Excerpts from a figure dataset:
┌──

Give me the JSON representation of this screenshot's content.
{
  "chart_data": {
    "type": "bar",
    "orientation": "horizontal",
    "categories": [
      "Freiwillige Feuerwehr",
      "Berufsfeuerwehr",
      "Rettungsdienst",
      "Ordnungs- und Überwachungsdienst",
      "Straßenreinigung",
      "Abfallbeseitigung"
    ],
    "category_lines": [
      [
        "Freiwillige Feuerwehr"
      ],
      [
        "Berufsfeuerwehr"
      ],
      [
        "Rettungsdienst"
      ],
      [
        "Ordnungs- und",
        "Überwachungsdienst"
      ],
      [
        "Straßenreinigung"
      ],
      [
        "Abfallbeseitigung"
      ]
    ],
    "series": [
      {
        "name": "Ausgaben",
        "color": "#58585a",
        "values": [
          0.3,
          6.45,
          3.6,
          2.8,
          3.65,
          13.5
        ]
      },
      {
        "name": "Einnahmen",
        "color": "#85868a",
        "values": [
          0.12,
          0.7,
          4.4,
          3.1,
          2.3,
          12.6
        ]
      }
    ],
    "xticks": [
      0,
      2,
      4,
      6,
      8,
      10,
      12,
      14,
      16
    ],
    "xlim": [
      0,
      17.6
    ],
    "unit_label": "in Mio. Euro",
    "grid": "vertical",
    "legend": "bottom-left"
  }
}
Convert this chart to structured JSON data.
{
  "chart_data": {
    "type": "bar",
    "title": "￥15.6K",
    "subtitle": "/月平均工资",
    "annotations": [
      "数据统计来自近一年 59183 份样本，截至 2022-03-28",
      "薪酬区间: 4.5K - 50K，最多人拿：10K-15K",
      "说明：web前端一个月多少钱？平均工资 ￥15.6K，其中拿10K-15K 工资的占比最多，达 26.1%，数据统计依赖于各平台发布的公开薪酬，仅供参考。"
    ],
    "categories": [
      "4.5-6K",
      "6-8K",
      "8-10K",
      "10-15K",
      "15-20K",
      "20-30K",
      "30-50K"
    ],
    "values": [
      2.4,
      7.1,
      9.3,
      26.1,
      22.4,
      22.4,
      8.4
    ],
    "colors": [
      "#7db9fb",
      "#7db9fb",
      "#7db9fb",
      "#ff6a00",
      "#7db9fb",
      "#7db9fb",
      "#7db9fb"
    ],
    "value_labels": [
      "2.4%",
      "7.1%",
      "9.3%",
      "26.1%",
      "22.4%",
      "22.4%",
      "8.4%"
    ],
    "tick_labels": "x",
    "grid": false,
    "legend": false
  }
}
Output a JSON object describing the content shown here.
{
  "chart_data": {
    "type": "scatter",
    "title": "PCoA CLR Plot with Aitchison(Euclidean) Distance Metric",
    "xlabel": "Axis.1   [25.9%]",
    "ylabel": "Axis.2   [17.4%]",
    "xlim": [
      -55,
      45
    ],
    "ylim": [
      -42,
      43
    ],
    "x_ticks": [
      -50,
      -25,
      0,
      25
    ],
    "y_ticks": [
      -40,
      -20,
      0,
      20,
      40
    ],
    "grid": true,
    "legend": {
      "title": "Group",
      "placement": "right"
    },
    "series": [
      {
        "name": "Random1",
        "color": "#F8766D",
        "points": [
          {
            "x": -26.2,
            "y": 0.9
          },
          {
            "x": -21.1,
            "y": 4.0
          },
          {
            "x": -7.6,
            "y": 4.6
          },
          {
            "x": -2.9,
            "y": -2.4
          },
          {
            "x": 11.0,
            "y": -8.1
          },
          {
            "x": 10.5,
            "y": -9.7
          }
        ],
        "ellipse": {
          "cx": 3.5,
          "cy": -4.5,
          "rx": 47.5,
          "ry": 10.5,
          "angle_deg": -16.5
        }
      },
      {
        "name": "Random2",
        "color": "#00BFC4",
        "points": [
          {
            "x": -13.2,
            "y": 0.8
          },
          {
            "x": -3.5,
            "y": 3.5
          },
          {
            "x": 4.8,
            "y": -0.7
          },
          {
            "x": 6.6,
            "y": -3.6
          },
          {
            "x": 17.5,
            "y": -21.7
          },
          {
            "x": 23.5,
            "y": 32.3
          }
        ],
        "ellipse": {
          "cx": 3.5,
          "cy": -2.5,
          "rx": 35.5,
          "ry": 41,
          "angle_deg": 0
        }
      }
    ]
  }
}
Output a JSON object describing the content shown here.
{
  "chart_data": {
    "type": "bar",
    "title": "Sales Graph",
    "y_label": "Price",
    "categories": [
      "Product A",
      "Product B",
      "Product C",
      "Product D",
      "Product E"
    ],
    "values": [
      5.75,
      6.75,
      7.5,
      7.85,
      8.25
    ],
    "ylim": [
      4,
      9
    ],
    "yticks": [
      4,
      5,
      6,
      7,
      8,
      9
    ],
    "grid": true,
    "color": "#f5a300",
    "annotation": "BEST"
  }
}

└──

YOUR OBJECTIVE> Write out every line of the material again, exactly as it reads.

SOLUTION FOR THIS TASK>
Give me the JSON representation of this screenshot's content.
{
  "chart_data": {
    "type": "bar",
    "orientation": "horizontal",
    "categories": [
      "Freiwillige Feuerwehr",
      "Berufsfeuerwehr",
      "Rettungsdienst",
      "Ordnungs- und Überwachungsdienst",
      "Straßenreinigung",
      "Abfallbeseitigung"
    ],
    "category_lines": [
      [
        "Freiwillige Feuerwehr"
      ],
      [
        "Berufsfeuerwehr"
      ],
      [
        "Rettungsdienst"
      ],
      [
        "Ordnungs- und",
        "Überwachungsdienst"
      ],
      [
        "Straßenreinigung"
      ],
      [
        "Abfallbeseitigung"
      ]
    ],
    "series": [
      {
        "name": "Ausgaben",
        "color": "#58585a",
        "values": [
          0.3,
          6.45,
          3.6,
          2.8,
          3.65,
          13.5
        ]
      },
      {
        "name": "Einnahmen",
        "color": "#85868a",
        "values": [
          0.12,
          0.7,
          4.4,
          3.1,
          2.3,
          12.6
        ]
      }
    ],
    "xticks": [
      0,
      2,
      4,
      6,
      8,
      10,
      12,
      14,
      16
    ],
    "xlim": [
      0,
      17.6
    ],
    "unit_label": "in Mio. Euro",
    "grid": "vertical",
    "legend": "bottom-left"
  }
}
Convert this chart to structured JSON data.
{
  "chart_data": {
    "type": "bar",
    "title": "￥15.6K",
    "subtitle": "/月平均工资",
    "annotations": [
      "数据统计来自近一年 59183 份样本，截至 2022-03-28",
      "薪酬区间: 4.5K - 50K，最多人拿：10K-15K",
      "说明：web前端一个月多少钱？平均工资 ￥15.6K，其中拿10K-15K 工资的占比最多，达 26.1%，数据统计依赖于各平台发布的公开薪酬，仅供参考。"
    ],
    "categories": [
      "4.5-6K",
      "6-8K",
      "8-10K",
      "10-15K",
      "15-20K",
      "20-30K",
      "30-50K"
    ],
    "values": [
      2.4,
      7.1,
      9.3,
      26.1,
      22.4,
      22.4,
      8.4
    ],
    "colors": [
      "#7db9fb",
      "#7db9fb",
      "#7db9fb",
      "#ff6a00",
      "#7db9fb",
      "#7db9fb",
      "#7db9fb"
    ],
    "value_labels": [
      "2.4%",
      "7.1%",
      "9.3%",
      "26.1%",
      "22.4%",
      "22.4%",
      "8.4%"
    ],
    "tick_labels": "x",
    "grid": false,
    "legend": false
  }
}
Output a JSON object describing the content shown here.
{
  "chart_data": {
    "type": "scatter",
    "title": "PCoA CLR Plot with Aitchison(Euclidean) Distance Metric",
    "xlabel": "Axis.1   [25.9%]",
    "ylabel": "Axis.2   [17.4%]",
    "xlim": [
      -55,
      45
    ],
    "ylim": [
      -42,
      43
    ],
    "x_ticks": [
      -50,
      -25,
      0,
      25
    ],
    "y_ticks": [
      -40,
      -20,
      0,
      20,
      40
    ],
    "grid": true,
    "legend": {
      "title": "Group",
      "placement": "right"
    },
    "series": [
      {
        "name": "Random1",
        "color": "#F8766D",
        "points": [
          {
            "x": -26.2,
            "y": 0.9
          },
          {
            "x": -21.1,
            "y": 4.0
          },
          {
            "x": -7.6,
            "y": 4.6
          },
          {
            "x": -2.9,
            "y": -2.4
          },
          {
            "x": 11.0,
            "y": -8.1
          },
          {
            "x": 10.5,
            "y": -9.7
          }
        ],
        "ellipse": {
          "cx": 3.5,
          "cy": -4.5,
          "rx": 47.5,
          "ry": 10.5,
          "angle_deg": -16.5
        }
      },
      {
        "name": "Random2",
        "color": "#00BFC4",
        "points": [
          {
            "x": -13.2,
            "y": 0.8
          },
          {
            "x": -3.5,
            "y": 3.5
          },
          {
            "x": 4.8,
            "y": -0.7
          },
          {
            "x": 6.6,
            "y": -3.6
          },
          {
            "x": 17.5,
            "y": -21.7
          },
          {
            "x": 23.5,
            "y": 32.3
          }
        ],
        "ellipse": {
          "cx": 3.5,
          "cy": -2.5,
          "rx": 35.5,
          "ry": 41,
          "angle_deg": 0
        }
      }
    ]
  }
}
Output a JSON object describing the content shown here.
{
  "chart_data": {
    "type": "bar",
    "title": "Sales Graph",
    "y_label": "Price",
    "categories": [
      "Product A",
      "Product B",
      "Product C",
      "Product D",
      "Product E"
    ],
    "values": [
      5.75,
      6.75,
      7.5,
      7.85,
      8.25
    ],
    "ylim": [
      4,
      9
    ],
    "yticks": [
      4,
      5,
      6,
      7,
      8,
      9
    ],
    "grid": true,
    "color": "#f5a300",
    "annotation": "BEST"
  }
}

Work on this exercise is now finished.